**TASK LIST**
(1) In the passage on the offtake agreement, how long is Idemitsu's right of first refusal on Other Renewable Products?
(2) Copy word for word the part of the offtake agreement passage that begins at the words "Pursuant to the Offtake Agreement, Idemitsu shall" and stops after "the appropriate party.".
(3) Go on with the offtake agreement passage, writing what comes next after its last sentence.

** start of QUOTED PASSAGE **

Pursuant to the Offtake Agreement, Idemitsu shall be the exclusive offtake party for certain amounts of renewable diesel produced by Vertex Refining, up to a total of 14,000 barrels of renewable diesel, provided that if Idemitsu fails to purchase or accept any portion of such committed volume in accordance with the terms of the Offtake Agreement, Vertex Refining has the right to sell such product and regulatory credits to a third-party. Vertex Refining is also required to transfer all regulatory credits associated with the product purchased to Idemitsu pursuant to the terms of the Offtake Agreement.

 

The Offtake Agreement also includes a requirement that Idemitsu pay for certain minimum volumes of renewable diesels per month and that Vertex Refining supply certain minimum volumes per month, subject to certain make whole payments or reimbursements due from the appropriate party.

 

Vertex Refining may also, in its sole discretion, offer to Idemitsu renewable diesel and associated regulatory credits produced by the Mobile Refinery in excess of the committed volume.

 

In the event the refinery produces and Vertex Refining offers for sale during the term of the agreement, renewable products other than renewable diesel (“Other Renewable Products”), prior to offering the Other Renewable Products to any third party, Vertex Refining is required to first offer such products to Idemitsu and Idemitsu has a 14 day right of first refusal to purchase such Other Renewable Products.

 

Idemitsu agreed to pay to Vertex Refining a per gallon of product purchased at an indexed, spot-market price at the time of production.

 

   
 

 

The Offtake Agreement includes customary representations and warranties of the parties, requirements of the parties, force majeure provisions, reimbursement obligations, limitations on damages, events of default, and confidentiality obligations. The agreement also requires Vertex Refining to (i) register with the U.S. Environmental Protection Agency (EPA) as a renewable fuel producer; (ii) use reasonable efforts to maintain such registration and generate the maximum allowable number of certain renewable fuel credits on all product delivered to Idemitsu; and (iii) maintain all documentation and any other information required under the EPA renewable fuel standard.

 

Pursuant to the Offtake Agreement, Idemitsu has the right, but not the obligation, to purchase from Vertex Refining, quantities of ultra low sulfur diesel (“ULSD”), up to an amount required by Idemitsu to blend with the renewal diesel to a ratio of at 0.1% ULSD or greater; provided that Vertex Refining has such volumes available for sale. The purchase price for any ULSD purchased by Idemitsu from Vertex shall be the monthly average of the daily prompt CME Group ULSD futures (heating oil) settlement for each day during the month in which delivery occurred.

** end of QUOTED PASSAGE **
** start of RECORDS SUPPLIED **

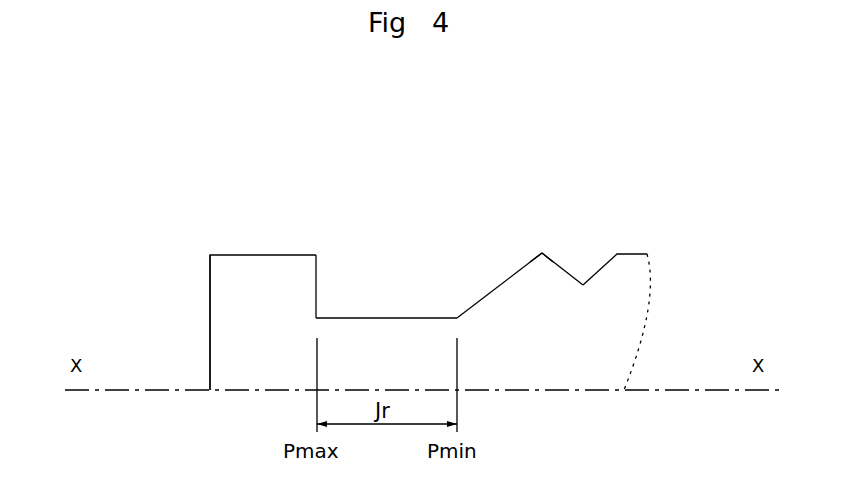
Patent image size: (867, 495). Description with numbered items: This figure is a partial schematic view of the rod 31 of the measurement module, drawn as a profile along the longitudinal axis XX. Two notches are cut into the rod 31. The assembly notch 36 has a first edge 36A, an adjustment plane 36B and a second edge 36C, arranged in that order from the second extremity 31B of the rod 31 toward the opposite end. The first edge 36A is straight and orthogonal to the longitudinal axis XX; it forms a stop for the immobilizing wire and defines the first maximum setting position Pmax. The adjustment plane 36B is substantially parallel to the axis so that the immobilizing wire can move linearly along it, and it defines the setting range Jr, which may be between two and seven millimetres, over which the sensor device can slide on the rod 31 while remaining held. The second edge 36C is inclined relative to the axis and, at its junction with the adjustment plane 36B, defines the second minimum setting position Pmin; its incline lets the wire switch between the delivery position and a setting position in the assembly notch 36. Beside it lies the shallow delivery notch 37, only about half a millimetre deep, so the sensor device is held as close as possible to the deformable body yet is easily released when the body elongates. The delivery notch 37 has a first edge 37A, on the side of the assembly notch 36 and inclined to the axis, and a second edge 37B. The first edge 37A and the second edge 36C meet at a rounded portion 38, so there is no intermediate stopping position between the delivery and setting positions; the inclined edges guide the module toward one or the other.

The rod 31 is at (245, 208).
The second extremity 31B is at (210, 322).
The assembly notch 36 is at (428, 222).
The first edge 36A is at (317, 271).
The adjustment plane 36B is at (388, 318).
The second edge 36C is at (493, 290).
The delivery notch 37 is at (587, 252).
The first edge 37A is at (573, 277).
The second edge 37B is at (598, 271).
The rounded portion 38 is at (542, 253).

** end of RECORDS SUPPLIED **
** start of RECORDS SUPPLIED **

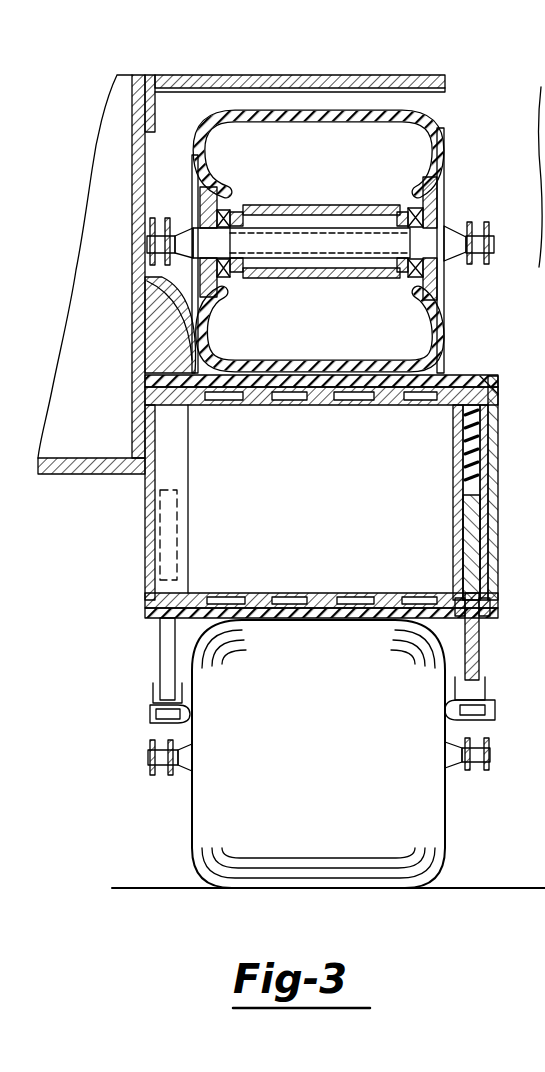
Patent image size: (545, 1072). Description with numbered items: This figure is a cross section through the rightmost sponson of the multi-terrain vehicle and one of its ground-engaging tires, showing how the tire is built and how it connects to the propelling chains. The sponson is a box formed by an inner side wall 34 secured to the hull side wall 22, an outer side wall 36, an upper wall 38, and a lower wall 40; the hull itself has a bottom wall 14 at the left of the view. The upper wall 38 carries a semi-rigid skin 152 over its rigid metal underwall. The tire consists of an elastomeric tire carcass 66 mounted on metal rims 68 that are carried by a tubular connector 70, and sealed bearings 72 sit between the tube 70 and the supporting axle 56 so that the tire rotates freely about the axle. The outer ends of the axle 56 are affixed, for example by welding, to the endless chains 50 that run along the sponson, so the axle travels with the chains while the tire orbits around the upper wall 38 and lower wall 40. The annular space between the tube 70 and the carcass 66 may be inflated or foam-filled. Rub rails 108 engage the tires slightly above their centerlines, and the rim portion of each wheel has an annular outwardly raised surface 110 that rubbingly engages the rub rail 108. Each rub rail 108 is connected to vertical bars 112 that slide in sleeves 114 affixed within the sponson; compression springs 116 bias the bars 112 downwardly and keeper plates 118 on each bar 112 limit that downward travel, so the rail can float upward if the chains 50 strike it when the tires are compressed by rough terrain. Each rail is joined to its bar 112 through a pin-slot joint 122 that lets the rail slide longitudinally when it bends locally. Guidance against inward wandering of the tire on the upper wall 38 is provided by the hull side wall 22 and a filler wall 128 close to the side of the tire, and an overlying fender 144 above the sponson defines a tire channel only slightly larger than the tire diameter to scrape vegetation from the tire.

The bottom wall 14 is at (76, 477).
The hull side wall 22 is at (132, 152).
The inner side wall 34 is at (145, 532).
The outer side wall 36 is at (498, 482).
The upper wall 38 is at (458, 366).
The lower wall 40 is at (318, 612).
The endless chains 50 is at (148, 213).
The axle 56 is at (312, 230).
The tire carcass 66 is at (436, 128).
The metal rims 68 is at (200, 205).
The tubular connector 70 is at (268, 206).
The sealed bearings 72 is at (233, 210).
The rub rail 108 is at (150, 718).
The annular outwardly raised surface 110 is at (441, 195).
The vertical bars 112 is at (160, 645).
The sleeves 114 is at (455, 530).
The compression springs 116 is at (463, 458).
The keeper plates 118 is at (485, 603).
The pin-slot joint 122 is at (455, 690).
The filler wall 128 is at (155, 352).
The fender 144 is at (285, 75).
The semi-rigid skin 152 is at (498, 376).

** end of RECORDS SUPPLIED **

**WRITTEN RESPONSES**
(1) 14 days.

(2)
Pursuant to the Offtake Agreement, Idemitsu shall be the exclusive offtake party for certain amounts of renewable diesel produced by Vertex Refining, up to a total of 14,000 barrels of renewable diesel, provided that if Idemitsu fails to purchase or accept any portion of such committed volume in accordance with the terms of the Offtake Agreement, Vertex Refining has the right to sell such product and regulatory credits to a third-party. Vertex Refining is also required to transfer all regulatory credits associated with the product purchased to Idemitsu pursuant to the terms of the Offtake Agreement.

 

The Offtake Agreement also includes a requirement that Idemitsu pay for certain minimum volumes of renewable diesels per month and that Vertex Refining supply certain minimum volumes per month, subject to certain make whole payments or reimbursements due from the appropriate party.

(3)
As a condition to the effectiveness of the Offtake Agreement, Idemitsu’s parent entity, Idemitsu Kosan Co., Ltd. (“Idemitsu Parent”), must enter into a Continuing Guaranty in favor of Vertex Refining (the “Guaranty”) prior to COD. Pursuant to the Guaranty, Idemitsu Parent will guaranty the full and prompt payment when due, whether upon acceleration, demand or otherwise, and at all times thereafter, of the indebtedness of Idemitsu under the Offtake Agreement and related agreements and the punctual performance of all of such payment obligations under the Offtake Agreement, with such liability limited to the lesser of (i) the amounts owed to Vertex Refining under the Offtake Agreement and related agreements; and (ii) $100,000,000. The Guaranty will have customary covenants and requirements, including requiring Idemitsu Parent to subordinate any debt owed by Idemitsu to Idemitsu Parent to the obligations to Vertex Refining under the Guaranty.

 

The foregoing description of the Offtake Agreement and Guaranty does not purport to be complete and is qualified in its entirety by reference to the full text of the Offtake Agreement and Guaranty which are attached hereto as Exhibits 10.1 and 10.2, respectively, and incorporated by reference into Item 1.01 of this Current Report on Form 8-K in their entirety. 

 

Item 7.01 Regulation FD Disclosure.

 

On February 17, 2022, the Company issued a press release disclosing the entry into the Offtake Agreement described above in Item 1.01. A copy of the press release is furnished herewith as Exhibit 99.1.

 

The information responsive to Item 7.01 of this Form 8-K and Exhibit 99.1 attached, shall not be deemed “filed” for purposes of Section 18 of the Securities Exchange Act of 1934, as amended (the “Exchange Act”) or otherwise subject to the liabilities of that section, nor shall they be deemed incorporated by reference in any filing under the Securities Act of 1933, as amended or the Exchange Act, except as expressly set forth by specific reference in such a filing.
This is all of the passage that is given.